■ DATASET EXTRACT
>> Start

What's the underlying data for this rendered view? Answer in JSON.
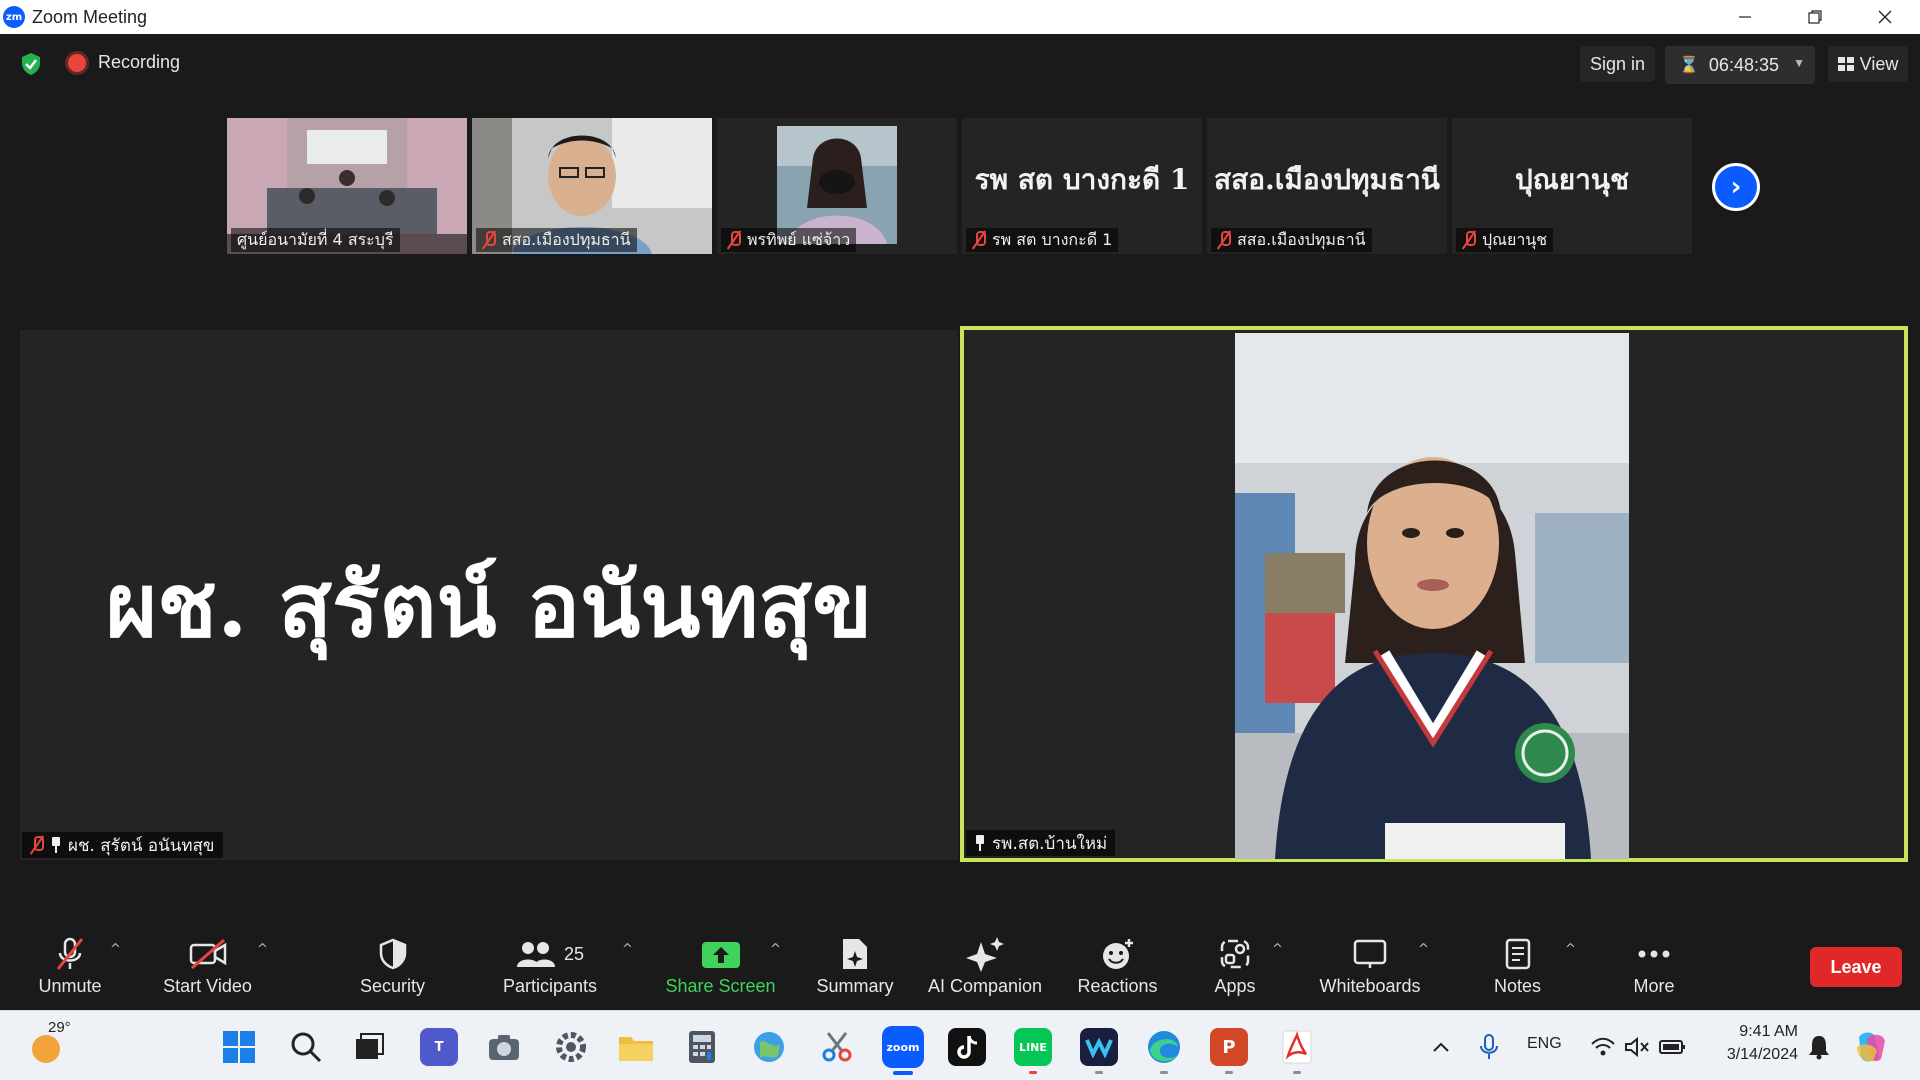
{
  "window": {
    "logo": "zm",
    "title": "Zoom Meeting",
    "controls": [
      "minimize",
      "restore",
      "close"
    ]
  },
  "topbar": {
    "recording_label": "Recording",
    "sign_in_label": "Sign in",
    "timer": "06:48:35",
    "view_label": "View"
  },
  "thumbnails": [
    {
      "name": "ศูนย์อนามัยที่ 4 สระบุรี",
      "type": "video",
      "muted": false
    },
    {
      "name": "สสอ.เมืองปทุมธานี",
      "type": "video",
      "muted": true
    },
    {
      "name": "พรทิพย์ แซ่จ้าว",
      "type": "video",
      "muted": true
    },
    {
      "name": "รพ สต บางกะดี 1",
      "display": "รพ สต บางกะดี 1",
      "type": "name",
      "muted": true
    },
    {
      "name": "สสอ.เมืองปทุมธานี",
      "display": "สสอ.เมืองปทุมธานี",
      "type": "name",
      "muted": true
    },
    {
      "name": "ปุณยานุช",
      "display": "ปุณยานุช",
      "type": "name",
      "muted": true
    }
  ],
  "main": {
    "left_tile": {
      "display_name": "ผช. สุรัตน์ อนันทสุข",
      "label": "ผช. สุรัตน์ อนันทสุข",
      "muted": true,
      "pinned": true
    },
    "right_tile": {
      "label": "รพ.สต.บ้านใหม่",
      "pinned": true,
      "active_speaker_color": "#c8e45a"
    }
  },
  "toolbar": {
    "unmute": "Unmute",
    "start_video": "Start Video",
    "security": "Security",
    "participants": "Participants",
    "participant_count": "25",
    "share_screen": "Share Screen",
    "summary": "Summary",
    "ai_companion": "AI Companion",
    "reactions": "Reactions",
    "apps": "Apps",
    "whiteboards": "Whiteboards",
    "notes": "Notes",
    "more": "More",
    "leave": "Leave"
  },
  "taskbar": {
    "temperature": "29°",
    "language": "ENG",
    "time": "9:41 AM",
    "date": "3/14/2024",
    "apps": [
      "start-icon",
      "search-icon",
      "task-view-icon",
      "teams-icon",
      "camera-icon",
      "settings-icon",
      "file-explorer-icon",
      "calculator-icon",
      "maps-icon",
      "snipping-tool-icon",
      "zoom-icon",
      "tiktok-icon",
      "line-icon",
      "webex-icon",
      "edge-icon",
      "powerpoint-icon",
      "acrobat-icon"
    ],
    "line_label": "LINE",
    "zoom_label": "zoom",
    "ppt_label": "P"
  },
  "colors": {
    "accent": "#0b5cff",
    "share_green": "#3fd35c",
    "leave_red": "#e02828",
    "muted_red": "#e8453c"
  }
}
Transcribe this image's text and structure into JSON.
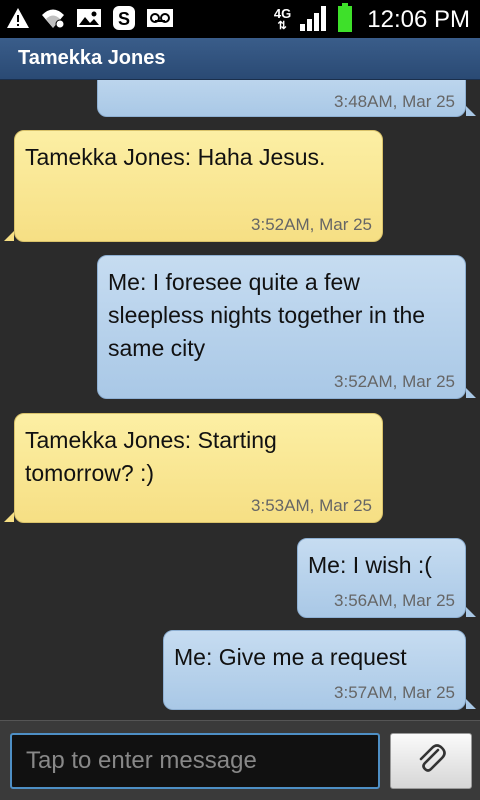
{
  "status_bar": {
    "time": "12:06 PM",
    "network": "4G",
    "icons": [
      "warning-icon",
      "wifi-icon",
      "image-icon",
      "skype-icon",
      "voicemail-icon",
      "signal-icon",
      "battery-icon"
    ]
  },
  "header": {
    "title": "Tamekka Jones"
  },
  "conversation": {
    "messages": [
      {
        "direction": "outgoing",
        "text": "",
        "timestamp": "3:48AM, Mar 25"
      },
      {
        "direction": "incoming",
        "text": "Tamekka Jones: Haha Jesus.",
        "timestamp": "3:52AM, Mar 25"
      },
      {
        "direction": "outgoing",
        "text": "Me: I foresee quite a few sleepless nights together in the same city",
        "timestamp": "3:52AM, Mar 25"
      },
      {
        "direction": "incoming",
        "text": "Tamekka Jones: Starting tomorrow?  :)",
        "timestamp": "3:53AM, Mar 25"
      },
      {
        "direction": "outgoing",
        "text": "Me: I wish :(",
        "timestamp": "3:56AM, Mar 25"
      },
      {
        "direction": "outgoing",
        "text": "Me: Give me a request",
        "timestamp": "3:57AM, Mar 25"
      }
    ]
  },
  "composer": {
    "placeholder": "Tap to enter message",
    "value": "",
    "attach_icon": "paperclip-icon"
  },
  "colors": {
    "incoming_bubble": "#f6df84",
    "outgoing_bubble": "#a9c8e6",
    "title_bar": "#2f5079",
    "background": "#2b2b2b",
    "input_border": "#4e8fc5"
  }
}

>> End

■ OBJECTIVE
Scan the material above. Copy each line that holds the word "บางกะด".

■ REPLY TO THE EXERCISE
      "name": "รพ สต บางกะดี 1",
      "display": "รพ สต บางกะดี 1",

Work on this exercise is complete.